Start of SUPPLIED ENTRIES
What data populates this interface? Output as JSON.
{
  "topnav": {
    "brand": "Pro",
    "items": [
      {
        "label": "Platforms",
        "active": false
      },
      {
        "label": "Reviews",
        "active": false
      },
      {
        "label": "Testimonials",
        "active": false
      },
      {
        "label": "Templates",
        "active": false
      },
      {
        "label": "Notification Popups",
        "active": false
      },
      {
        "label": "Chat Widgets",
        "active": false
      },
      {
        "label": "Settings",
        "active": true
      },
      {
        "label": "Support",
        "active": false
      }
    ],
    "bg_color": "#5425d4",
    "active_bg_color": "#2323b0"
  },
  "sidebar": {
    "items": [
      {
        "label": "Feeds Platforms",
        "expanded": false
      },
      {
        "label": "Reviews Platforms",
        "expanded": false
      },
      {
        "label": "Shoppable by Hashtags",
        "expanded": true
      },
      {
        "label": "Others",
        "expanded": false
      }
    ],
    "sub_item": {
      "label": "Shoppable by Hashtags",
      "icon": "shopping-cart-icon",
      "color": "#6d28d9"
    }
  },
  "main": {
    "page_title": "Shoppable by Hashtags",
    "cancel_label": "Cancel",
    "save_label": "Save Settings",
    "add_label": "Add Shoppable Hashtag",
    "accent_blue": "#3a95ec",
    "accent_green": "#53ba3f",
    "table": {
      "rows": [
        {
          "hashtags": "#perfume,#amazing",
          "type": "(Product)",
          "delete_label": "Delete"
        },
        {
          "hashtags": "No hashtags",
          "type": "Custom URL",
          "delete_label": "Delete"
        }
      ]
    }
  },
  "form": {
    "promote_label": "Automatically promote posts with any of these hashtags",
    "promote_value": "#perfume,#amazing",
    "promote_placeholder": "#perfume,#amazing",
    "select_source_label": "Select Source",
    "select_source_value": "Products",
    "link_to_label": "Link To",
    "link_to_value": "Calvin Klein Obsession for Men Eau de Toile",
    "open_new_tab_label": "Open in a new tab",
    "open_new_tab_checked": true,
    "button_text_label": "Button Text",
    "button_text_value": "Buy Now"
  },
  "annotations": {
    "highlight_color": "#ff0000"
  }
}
End of SUPPLIED ENTRIES
Your task is to repeat the data exactly, with nothing left out.

What data populates this interface? Output as JSON.
{
  "topnav": {
    "brand": "Pro",
    "items": [
      {
        "label": "Platforms",
        "active": false
      },
      {
        "label": "Reviews",
        "active": false
      },
      {
        "label": "Testimonials",
        "active": false
      },
      {
        "label": "Templates",
        "active": false
      },
      {
        "label": "Notification Popups",
        "active": false
      },
      {
        "label": "Chat Widgets",
        "active": false
      },
      {
        "label": "Settings",
        "active": true
      },
      {
        "label": "Support",
        "active": false
      }
    ],
    "bg_color": "#5425d4",
    "active_bg_color": "#2323b0"
  },
  "sidebar": {
    "items": [
      {
        "label": "Feeds Platforms",
        "expanded": false
      },
      {
        "label": "Reviews Platforms",
        "expanded": false
      },
      {
        "label": "Shoppable by Hashtags",
        "expanded": true
      },
      {
        "label": "Others",
        "expanded": false
      }
    ],
    "sub_item": {
      "label": "Shoppable by Hashtags",
      "icon": "shopping-cart-icon",
      "color": "#6d28d9"
    }
  },
  "main": {
    "page_title": "Shoppable by Hashtags",
    "cancel_label": "Cancel",
    "save_label": "Save Settings",
    "add_label": "Add Shoppable Hashtag",
    "accent_blue": "#3a95ec",
    "accent_green": "#53ba3f",
    "table": {
      "rows": [
        {
          "hashtags": "#perfume,#amazing",
          "type": "(Product)",
          "delete_label": "Delete"
        },
        {
          "hashtags": "No hashtags",
          "type": "Custom URL",
          "delete_label": "Delete"
        }
      ]
    }
  },
  "form": {
    "promote_label": "Automatically promote posts with any of these hashtags",
    "promote_value": "#perfume,#amazing",
    "promote_placeholder": "#perfume,#amazing",
    "select_source_label": "Select Source",
    "select_source_value": "Products",
    "link_to_label": "Link To",
    "link_to_value": "Calvin Klein Obsession for Men Eau de Toile",
    "open_new_tab_label": "Open in a new tab",
    "open_new_tab_checked": true,
    "button_text_label": "Button Text",
    "button_text_value": "Buy Now"
  },
  "annotations": {
    "highlight_color": "#ff0000"
  }
}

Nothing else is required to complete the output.